> _THE EXERCISE_: Copy out the lines below exactly as they appear, every one of them.

> _EXTRACTED INFORMATION_:
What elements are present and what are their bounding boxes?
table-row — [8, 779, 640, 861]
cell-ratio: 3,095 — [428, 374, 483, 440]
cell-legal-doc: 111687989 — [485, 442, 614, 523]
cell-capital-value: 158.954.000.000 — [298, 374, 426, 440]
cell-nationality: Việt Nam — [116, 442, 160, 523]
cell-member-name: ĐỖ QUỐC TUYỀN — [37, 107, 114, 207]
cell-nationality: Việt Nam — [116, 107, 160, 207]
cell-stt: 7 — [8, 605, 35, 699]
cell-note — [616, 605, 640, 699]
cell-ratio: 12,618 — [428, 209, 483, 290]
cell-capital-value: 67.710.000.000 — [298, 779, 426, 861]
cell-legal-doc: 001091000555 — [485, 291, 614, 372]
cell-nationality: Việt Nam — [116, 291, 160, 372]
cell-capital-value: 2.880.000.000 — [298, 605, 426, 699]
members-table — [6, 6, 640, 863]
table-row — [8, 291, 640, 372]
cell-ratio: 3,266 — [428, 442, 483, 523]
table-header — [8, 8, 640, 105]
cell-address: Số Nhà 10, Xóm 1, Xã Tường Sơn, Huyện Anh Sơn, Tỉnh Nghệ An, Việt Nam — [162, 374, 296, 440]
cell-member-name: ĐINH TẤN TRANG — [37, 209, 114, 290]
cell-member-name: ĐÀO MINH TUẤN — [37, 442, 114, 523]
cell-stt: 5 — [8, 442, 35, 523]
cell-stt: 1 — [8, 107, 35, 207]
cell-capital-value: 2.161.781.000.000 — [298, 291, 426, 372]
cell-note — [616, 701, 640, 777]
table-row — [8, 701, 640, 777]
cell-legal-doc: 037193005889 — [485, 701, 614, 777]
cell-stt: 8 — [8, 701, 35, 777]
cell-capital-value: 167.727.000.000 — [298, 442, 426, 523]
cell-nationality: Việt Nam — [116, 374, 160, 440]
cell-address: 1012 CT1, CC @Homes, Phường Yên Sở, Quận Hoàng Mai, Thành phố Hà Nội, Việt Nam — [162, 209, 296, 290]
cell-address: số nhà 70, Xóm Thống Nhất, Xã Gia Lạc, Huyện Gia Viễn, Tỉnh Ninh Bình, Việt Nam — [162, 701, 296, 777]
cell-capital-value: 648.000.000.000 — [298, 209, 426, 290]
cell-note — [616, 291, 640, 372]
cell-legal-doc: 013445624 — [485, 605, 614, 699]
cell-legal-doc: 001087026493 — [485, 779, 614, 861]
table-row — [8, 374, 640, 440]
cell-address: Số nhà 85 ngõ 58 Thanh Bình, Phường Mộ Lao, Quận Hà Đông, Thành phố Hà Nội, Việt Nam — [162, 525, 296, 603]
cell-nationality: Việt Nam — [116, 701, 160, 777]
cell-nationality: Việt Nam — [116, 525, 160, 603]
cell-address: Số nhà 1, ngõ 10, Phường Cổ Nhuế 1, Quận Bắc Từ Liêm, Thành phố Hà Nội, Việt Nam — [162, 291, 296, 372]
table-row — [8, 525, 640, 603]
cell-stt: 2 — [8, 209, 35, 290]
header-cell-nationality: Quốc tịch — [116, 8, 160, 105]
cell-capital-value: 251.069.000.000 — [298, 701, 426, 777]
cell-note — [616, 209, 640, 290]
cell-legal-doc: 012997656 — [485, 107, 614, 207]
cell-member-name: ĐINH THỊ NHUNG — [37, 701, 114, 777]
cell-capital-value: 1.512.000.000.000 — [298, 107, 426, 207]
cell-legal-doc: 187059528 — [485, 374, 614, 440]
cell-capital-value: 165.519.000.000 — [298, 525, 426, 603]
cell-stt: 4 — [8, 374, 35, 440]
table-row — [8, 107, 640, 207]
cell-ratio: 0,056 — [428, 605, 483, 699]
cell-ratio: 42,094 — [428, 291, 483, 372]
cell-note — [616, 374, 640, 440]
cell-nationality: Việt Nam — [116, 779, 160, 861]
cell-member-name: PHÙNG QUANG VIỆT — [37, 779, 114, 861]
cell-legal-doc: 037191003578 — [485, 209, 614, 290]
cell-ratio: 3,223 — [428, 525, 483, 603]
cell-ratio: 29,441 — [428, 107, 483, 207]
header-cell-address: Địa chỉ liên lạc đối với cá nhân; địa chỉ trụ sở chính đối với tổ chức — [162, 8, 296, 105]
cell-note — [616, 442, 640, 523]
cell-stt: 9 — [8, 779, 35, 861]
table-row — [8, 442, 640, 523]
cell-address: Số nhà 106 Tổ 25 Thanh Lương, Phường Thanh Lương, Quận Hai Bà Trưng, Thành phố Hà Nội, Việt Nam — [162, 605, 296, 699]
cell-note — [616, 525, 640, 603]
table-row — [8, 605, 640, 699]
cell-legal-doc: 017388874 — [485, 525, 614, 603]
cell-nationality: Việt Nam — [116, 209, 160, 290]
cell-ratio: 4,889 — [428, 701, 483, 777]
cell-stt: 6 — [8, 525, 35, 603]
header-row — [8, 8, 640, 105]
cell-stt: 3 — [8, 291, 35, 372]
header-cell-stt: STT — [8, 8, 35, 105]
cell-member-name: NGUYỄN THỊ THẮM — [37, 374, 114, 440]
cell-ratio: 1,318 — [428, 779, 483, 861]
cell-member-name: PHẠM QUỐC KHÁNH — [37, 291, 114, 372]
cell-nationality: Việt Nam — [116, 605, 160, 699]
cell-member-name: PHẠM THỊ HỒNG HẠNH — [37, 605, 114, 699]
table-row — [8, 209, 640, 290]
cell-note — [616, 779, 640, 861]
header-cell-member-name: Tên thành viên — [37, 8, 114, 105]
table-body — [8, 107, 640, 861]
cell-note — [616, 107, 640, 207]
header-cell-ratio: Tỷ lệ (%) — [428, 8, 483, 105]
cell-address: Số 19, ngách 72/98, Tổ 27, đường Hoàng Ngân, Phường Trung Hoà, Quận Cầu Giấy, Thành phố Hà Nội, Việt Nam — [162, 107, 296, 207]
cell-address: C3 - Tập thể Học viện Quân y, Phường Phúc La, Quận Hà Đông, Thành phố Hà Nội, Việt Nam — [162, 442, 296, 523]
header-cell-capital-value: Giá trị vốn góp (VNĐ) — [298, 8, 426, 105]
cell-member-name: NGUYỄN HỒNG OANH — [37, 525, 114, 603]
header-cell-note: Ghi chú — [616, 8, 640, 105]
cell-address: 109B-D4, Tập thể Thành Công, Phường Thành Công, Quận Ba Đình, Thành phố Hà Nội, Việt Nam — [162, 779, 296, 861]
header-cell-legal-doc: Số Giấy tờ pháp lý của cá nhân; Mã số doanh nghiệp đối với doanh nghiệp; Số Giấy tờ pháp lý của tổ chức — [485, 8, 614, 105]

> _THE REPLY_:
What elements are present and what are their bounding boxes?
table-row — [8, 779, 640, 861]
cell-ratio: 3,095 — [428, 374, 483, 440]
cell-legal-doc: 111687989 — [485, 442, 614, 523]
cell-capital-value: 158.954.000.000 — [298, 374, 426, 440]
cell-nationality: Việt Nam — [116, 442, 160, 523]
cell-member-name: ĐỖ QUỐC TUYỀN — [37, 107, 114, 207]
cell-nationality: Việt Nam — [116, 107, 160, 207]
cell-stt: 7 — [8, 605, 35, 699]
cell-note — [616, 605, 640, 699]
cell-ratio: 12,618 — [428, 209, 483, 290]
cell-capital-value: 67.710.000.000 — [298, 779, 426, 861]
cell-legal-doc: 001091000555 — [485, 291, 614, 372]
cell-nationality: Việt Nam — [116, 291, 160, 372]
cell-capital-value: 2.880.000.000 — [298, 605, 426, 699]
members-table — [6, 6, 640, 863]
table-row — [8, 291, 640, 372]
cell-ratio: 3,266 — [428, 442, 483, 523]
table-header — [8, 8, 640, 105]
cell-address: Số Nhà 10, Xóm 1, Xã Tường Sơn, Huyện Anh Sơn, Tỉnh Nghệ An, Việt Nam — [162, 374, 296, 440]
cell-member-name: ĐINH TẤN TRANG — [37, 209, 114, 290]
cell-member-name: ĐÀO MINH TUẤN — [37, 442, 114, 523]
cell-stt: 5 — [8, 442, 35, 523]
cell-stt: 1 — [8, 107, 35, 207]
cell-capital-value: 2.161.781.000.000 — [298, 291, 426, 372]
cell-note — [616, 701, 640, 777]
table-row — [8, 701, 640, 777]
cell-legal-doc: 037193005889 — [485, 701, 614, 777]
cell-stt: 8 — [8, 701, 35, 777]
cell-capital-value: 167.727.000.000 — [298, 442, 426, 523]
cell-nationality: Việt Nam — [116, 374, 160, 440]
cell-address: 1012 CT1, CC @Homes, Phường Yên Sở, Quận Hoàng Mai, Thành phố Hà Nội, Việt Nam — [162, 209, 296, 290]
cell-address: số nhà 70, Xóm Thống Nhất, Xã Gia Lạc, Huyện Gia Viễn, Tỉnh Ninh Bình, Việt Nam — [162, 701, 296, 777]
cell-capital-value: 648.000.000.000 — [298, 209, 426, 290]
cell-note — [616, 291, 640, 372]
cell-legal-doc: 013445624 — [485, 605, 614, 699]
cell-legal-doc: 001087026493 — [485, 779, 614, 861]
table-row — [8, 374, 640, 440]
cell-address: Số nhà 85 ngõ 58 Thanh Bình, Phường Mộ Lao, Quận Hà Đông, Thành phố Hà Nội, Việt Nam — [162, 525, 296, 603]
cell-nationality: Việt Nam — [116, 701, 160, 777]
cell-nationality: Việt Nam — [116, 525, 160, 603]
cell-address: Số nhà 1, ngõ 10, Phường Cổ Nhuế 1, Quận Bắc Từ Liêm, Thành phố Hà Nội, Việt Nam — [162, 291, 296, 372]
table-row — [8, 525, 640, 603]
cell-stt: 2 — [8, 209, 35, 290]
header-cell-nationality: Quốc tịch — [116, 8, 160, 105]
cell-capital-value: 251.069.000.000 — [298, 701, 426, 777]
cell-note — [616, 209, 640, 290]
cell-legal-doc: 012997656 — [485, 107, 614, 207]
cell-member-name: ĐINH THỊ NHUNG — [37, 701, 114, 777]
cell-capital-value: 1.512.000.000.000 — [298, 107, 426, 207]
cell-legal-doc: 187059528 — [485, 374, 614, 440]
cell-capital-value: 165.519.000.000 — [298, 525, 426, 603]
cell-stt: 4 — [8, 374, 35, 440]
table-row — [8, 107, 640, 207]
cell-ratio: 0,056 — [428, 605, 483, 699]
cell-ratio: 42,094 — [428, 291, 483, 372]
cell-note — [616, 374, 640, 440]
cell-nationality: Việt Nam — [116, 779, 160, 861]
cell-member-name: PHÙNG QUANG VIỆT — [37, 779, 114, 861]
cell-legal-doc: 037191003578 — [485, 209, 614, 290]
cell-ratio: 3,223 — [428, 525, 483, 603]
cell-ratio: 29,441 — [428, 107, 483, 207]
header-cell-address: Địa chỉ liên lạc đối với cá nhân; địa chỉ trụ sở chính đối với tổ chức — [162, 8, 296, 105]
cell-note — [616, 442, 640, 523]
cell-stt: 9 — [8, 779, 35, 861]
table-row — [8, 442, 640, 523]
cell-address: Số nhà 106 Tổ 25 Thanh Lương, Phường Thanh Lương, Quận Hai Bà Trưng, Thành phố Hà Nội, Việt Nam — [162, 605, 296, 699]
cell-note — [616, 525, 640, 603]
table-row — [8, 605, 640, 699]
cell-legal-doc: 017388874 — [485, 525, 614, 603]
cell-nationality: Việt Nam — [116, 209, 160, 290]
cell-ratio: 4,889 — [428, 701, 483, 777]
cell-stt: 6 — [8, 525, 35, 603]
header-row — [8, 8, 640, 105]
cell-stt: 3 — [8, 291, 35, 372]
header-cell-stt: STT — [8, 8, 35, 105]
cell-member-name: NGUYỄN THỊ THẮM — [37, 374, 114, 440]
cell-ratio: 1,318 — [428, 779, 483, 861]
cell-member-name: PHẠM QUỐC KHÁNH — [37, 291, 114, 372]
cell-nationality: Việt Nam — [116, 605, 160, 699]
cell-member-name: PHẠM THỊ HỒNG HẠNH — [37, 605, 114, 699]
table-row — [8, 209, 640, 290]
cell-note — [616, 779, 640, 861]
header-cell-member-name: Tên thành viên — [37, 8, 114, 105]
table-body — [8, 107, 640, 861]
cell-note — [616, 107, 640, 207]
header-cell-ratio: Tỷ lệ (%) — [428, 8, 483, 105]
cell-address: Số 19, ngách 72/98, Tổ 27, đường Hoàng Ngân, Phường Trung Hoà, Quận Cầu Giấy, Thành phố Hà Nội, Việt Nam — [162, 107, 296, 207]
cell-address: C3 - Tập thể Học viện Quân y, Phường Phúc La, Quận Hà Đông, Thành phố Hà Nội, Việt Nam — [162, 442, 296, 523]
header-cell-capital-value: Giá trị vốn góp (VNĐ) — [298, 8, 426, 105]
cell-member-name: NGUYỄN HỒNG OANH — [37, 525, 114, 603]
header-cell-note: Ghi chú — [616, 8, 640, 105]
cell-address: 109B-D4, Tập thể Thành Công, Phường Thành Công, Quận Ba Đình, Thành phố Hà Nội, Việt Nam — [162, 779, 296, 861]
header-cell-legal-doc: Số Giấy tờ pháp lý của cá nhân; Mã số doanh nghiệp đối với doanh nghiệp; Số Giấy tờ pháp lý của tổ chức — [485, 8, 614, 105]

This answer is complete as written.